Data shown »
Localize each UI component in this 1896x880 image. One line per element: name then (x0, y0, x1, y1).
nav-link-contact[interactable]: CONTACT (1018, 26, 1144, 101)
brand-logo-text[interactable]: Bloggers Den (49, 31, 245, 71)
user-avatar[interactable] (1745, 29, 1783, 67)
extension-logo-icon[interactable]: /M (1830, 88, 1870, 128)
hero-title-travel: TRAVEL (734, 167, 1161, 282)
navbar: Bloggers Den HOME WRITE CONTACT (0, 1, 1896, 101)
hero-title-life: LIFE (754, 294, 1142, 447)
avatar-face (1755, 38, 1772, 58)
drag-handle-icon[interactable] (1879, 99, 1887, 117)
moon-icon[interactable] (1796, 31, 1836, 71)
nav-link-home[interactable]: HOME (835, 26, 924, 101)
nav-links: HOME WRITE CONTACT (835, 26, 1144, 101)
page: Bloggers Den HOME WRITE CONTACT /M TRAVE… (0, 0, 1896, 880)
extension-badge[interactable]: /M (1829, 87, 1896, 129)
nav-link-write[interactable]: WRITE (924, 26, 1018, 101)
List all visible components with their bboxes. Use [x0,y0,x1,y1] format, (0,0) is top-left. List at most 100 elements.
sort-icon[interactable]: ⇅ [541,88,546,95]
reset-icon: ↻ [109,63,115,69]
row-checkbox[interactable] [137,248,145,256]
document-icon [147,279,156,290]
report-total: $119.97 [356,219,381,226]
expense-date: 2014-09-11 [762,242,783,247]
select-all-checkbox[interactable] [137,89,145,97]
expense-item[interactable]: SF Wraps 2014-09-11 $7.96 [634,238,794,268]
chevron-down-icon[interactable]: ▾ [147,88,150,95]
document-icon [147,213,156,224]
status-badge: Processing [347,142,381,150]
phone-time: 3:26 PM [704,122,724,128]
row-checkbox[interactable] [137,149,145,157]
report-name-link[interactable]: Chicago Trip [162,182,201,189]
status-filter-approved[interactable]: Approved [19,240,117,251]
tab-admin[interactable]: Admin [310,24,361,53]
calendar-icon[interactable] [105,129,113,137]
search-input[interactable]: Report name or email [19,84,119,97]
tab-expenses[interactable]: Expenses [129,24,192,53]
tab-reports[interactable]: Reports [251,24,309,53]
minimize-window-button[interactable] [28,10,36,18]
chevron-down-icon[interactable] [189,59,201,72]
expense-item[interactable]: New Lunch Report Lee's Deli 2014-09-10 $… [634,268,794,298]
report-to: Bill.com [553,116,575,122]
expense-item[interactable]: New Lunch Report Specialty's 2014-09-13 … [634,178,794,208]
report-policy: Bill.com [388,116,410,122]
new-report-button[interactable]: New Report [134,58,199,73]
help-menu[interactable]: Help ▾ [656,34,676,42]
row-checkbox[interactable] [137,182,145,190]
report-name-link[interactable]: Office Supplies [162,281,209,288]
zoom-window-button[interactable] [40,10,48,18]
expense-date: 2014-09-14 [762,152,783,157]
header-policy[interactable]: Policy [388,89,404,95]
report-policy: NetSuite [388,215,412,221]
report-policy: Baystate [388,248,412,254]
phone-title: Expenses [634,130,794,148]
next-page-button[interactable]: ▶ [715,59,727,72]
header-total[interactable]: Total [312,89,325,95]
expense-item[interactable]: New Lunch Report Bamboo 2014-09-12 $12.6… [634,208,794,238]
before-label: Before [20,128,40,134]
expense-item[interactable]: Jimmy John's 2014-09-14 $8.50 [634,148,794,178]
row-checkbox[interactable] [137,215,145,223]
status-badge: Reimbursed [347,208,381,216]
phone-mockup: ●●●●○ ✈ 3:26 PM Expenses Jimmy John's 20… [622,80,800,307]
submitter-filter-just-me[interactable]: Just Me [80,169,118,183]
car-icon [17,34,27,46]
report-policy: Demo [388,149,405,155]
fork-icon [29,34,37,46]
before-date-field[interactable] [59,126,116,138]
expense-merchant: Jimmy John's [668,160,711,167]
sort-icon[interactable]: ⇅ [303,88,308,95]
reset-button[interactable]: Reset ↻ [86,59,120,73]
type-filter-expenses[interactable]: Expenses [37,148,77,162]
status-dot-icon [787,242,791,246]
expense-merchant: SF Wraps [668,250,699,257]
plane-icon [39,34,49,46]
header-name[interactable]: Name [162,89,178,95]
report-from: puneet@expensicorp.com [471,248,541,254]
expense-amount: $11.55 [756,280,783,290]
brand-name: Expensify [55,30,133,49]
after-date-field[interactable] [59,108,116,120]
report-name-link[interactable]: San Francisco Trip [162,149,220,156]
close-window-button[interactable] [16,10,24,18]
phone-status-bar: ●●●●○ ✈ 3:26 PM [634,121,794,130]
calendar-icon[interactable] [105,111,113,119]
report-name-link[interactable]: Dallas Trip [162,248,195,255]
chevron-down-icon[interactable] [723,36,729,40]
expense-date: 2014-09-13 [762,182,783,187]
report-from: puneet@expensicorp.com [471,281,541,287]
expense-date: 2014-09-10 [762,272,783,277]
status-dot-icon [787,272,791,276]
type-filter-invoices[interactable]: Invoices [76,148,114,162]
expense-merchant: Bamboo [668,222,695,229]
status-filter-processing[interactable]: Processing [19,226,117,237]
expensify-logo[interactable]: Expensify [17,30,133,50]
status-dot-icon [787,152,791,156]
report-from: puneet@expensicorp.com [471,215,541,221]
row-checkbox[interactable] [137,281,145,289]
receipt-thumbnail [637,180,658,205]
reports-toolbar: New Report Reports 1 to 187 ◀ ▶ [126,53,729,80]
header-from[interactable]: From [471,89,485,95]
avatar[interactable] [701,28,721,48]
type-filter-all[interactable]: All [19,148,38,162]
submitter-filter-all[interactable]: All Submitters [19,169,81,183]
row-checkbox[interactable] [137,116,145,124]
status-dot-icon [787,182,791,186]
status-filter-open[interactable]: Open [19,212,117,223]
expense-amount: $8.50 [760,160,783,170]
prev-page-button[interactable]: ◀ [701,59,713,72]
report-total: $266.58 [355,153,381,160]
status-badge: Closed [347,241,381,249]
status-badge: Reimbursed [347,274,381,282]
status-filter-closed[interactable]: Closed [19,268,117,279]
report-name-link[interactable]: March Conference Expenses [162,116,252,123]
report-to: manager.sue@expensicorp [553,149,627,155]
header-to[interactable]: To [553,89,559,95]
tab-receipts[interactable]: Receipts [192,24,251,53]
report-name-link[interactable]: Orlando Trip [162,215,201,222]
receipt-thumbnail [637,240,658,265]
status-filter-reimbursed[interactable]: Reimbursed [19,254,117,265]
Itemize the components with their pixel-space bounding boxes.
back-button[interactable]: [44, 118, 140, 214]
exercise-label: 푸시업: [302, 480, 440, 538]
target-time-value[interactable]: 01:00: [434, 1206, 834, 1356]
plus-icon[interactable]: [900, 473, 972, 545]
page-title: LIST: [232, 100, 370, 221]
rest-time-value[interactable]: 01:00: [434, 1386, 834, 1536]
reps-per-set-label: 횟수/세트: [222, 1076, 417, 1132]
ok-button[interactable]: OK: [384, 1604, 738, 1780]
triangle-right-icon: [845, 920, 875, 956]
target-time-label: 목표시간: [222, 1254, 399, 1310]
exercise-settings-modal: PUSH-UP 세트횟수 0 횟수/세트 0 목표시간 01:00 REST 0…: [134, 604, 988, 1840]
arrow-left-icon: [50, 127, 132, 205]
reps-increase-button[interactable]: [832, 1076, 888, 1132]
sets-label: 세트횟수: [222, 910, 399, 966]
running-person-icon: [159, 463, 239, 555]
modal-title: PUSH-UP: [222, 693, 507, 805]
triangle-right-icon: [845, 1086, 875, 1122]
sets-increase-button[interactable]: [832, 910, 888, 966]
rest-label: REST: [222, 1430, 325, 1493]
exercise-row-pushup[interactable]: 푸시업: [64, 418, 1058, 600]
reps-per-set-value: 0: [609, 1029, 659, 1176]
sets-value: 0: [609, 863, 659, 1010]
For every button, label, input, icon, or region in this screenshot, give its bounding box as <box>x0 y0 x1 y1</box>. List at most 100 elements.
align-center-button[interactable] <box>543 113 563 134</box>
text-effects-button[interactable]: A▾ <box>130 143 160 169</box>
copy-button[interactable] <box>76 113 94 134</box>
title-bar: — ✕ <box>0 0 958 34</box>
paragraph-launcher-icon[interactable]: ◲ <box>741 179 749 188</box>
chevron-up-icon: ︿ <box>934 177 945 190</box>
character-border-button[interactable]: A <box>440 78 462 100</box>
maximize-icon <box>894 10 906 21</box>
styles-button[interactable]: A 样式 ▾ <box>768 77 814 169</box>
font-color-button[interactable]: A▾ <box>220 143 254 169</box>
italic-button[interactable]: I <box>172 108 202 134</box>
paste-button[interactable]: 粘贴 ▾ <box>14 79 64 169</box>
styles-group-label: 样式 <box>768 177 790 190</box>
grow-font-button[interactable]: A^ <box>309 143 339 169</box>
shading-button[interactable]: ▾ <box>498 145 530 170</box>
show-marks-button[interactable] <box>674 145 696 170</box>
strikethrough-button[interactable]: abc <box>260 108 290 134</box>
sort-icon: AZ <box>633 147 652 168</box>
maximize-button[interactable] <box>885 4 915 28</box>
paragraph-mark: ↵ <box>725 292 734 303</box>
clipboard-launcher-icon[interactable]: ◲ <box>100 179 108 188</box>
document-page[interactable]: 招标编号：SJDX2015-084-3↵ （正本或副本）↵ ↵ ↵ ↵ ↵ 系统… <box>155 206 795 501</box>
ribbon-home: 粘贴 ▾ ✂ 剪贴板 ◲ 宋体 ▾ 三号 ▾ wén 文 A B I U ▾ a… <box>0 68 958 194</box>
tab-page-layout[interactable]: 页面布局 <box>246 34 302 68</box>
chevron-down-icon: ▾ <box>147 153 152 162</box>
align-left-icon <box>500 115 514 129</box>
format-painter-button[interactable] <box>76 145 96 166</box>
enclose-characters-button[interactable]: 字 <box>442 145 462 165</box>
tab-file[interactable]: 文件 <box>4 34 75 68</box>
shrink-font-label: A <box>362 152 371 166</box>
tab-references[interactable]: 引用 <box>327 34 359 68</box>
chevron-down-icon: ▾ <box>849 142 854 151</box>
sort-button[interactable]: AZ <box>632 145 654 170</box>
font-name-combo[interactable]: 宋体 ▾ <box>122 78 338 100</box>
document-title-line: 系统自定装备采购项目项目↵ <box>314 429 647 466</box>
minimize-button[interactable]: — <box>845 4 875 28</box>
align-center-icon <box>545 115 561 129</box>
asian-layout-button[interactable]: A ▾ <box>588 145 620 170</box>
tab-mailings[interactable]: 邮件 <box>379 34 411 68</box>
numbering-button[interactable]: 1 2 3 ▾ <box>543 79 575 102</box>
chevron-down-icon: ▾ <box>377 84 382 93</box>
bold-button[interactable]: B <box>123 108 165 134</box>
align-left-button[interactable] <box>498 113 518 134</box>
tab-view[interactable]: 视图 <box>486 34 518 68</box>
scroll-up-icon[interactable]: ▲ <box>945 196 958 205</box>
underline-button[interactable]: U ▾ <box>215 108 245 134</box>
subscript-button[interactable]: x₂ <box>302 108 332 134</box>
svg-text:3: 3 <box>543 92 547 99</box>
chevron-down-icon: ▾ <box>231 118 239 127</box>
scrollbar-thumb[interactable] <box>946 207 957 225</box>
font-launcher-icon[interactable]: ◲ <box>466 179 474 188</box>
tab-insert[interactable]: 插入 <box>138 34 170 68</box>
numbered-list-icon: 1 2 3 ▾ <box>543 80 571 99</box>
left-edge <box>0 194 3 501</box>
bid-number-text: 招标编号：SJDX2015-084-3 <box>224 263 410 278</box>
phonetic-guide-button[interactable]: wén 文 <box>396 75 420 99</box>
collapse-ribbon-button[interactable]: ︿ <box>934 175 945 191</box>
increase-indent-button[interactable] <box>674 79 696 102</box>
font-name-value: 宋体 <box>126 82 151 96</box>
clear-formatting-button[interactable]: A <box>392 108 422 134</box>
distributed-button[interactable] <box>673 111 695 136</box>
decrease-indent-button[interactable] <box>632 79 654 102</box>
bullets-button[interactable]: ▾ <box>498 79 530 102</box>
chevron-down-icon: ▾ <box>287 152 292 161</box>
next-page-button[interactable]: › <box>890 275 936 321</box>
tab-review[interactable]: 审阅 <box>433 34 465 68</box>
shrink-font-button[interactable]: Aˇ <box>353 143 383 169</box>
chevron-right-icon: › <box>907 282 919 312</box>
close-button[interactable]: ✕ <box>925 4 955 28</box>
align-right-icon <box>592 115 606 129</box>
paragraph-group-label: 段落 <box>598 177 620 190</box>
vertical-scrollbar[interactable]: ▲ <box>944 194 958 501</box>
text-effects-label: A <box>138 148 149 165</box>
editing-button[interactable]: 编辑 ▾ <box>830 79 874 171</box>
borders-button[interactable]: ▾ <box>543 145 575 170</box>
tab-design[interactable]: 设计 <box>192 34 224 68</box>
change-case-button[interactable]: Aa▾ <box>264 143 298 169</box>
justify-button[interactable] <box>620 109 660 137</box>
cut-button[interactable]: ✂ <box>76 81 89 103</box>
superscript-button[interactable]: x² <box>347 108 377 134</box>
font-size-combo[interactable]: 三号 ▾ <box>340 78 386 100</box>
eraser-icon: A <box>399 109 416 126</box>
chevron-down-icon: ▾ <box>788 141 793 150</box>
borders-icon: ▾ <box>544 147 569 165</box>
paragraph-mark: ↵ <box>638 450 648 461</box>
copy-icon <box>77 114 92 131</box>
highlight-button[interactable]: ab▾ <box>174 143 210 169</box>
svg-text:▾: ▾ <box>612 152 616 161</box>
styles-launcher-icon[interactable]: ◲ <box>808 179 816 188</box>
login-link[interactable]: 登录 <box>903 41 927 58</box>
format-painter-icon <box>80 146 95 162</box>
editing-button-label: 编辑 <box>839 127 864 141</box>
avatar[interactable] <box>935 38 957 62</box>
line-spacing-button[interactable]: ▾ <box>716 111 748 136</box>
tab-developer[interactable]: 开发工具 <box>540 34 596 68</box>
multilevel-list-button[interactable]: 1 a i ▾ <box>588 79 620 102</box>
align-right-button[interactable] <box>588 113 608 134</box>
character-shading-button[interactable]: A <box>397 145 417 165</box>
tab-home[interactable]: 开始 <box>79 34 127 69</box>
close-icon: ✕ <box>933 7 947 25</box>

Set exercise » Copy the listing above word for word, beginning with its first line and continuing through the line that contains "nav-links: HOME WRITE", with that line included.

Exercise result »
Localize each UI component in this 1896x880 image. One line per element: name then (x0, y0, x1, y1).
nav-link-contact[interactable]: CONTACT (1018, 26, 1144, 101)
brand-logo-text[interactable]: Bloggers Den (49, 31, 245, 71)
user-avatar[interactable] (1745, 29, 1783, 67)
extension-logo-icon[interactable]: /M (1830, 88, 1870, 128)
hero-title-travel: TRAVEL (734, 167, 1161, 282)
navbar: Bloggers Den HOME WRITE CONTACT (0, 1, 1896, 101)
hero-title-life: LIFE (754, 294, 1142, 447)
avatar-face (1755, 38, 1772, 58)
drag-handle-icon[interactable] (1879, 99, 1887, 117)
moon-icon[interactable] (1796, 31, 1836, 71)
nav-link-home[interactable]: HOME (835, 26, 924, 101)
nav-links: HOME WRITE CONTACT (835, 26, 1144, 101)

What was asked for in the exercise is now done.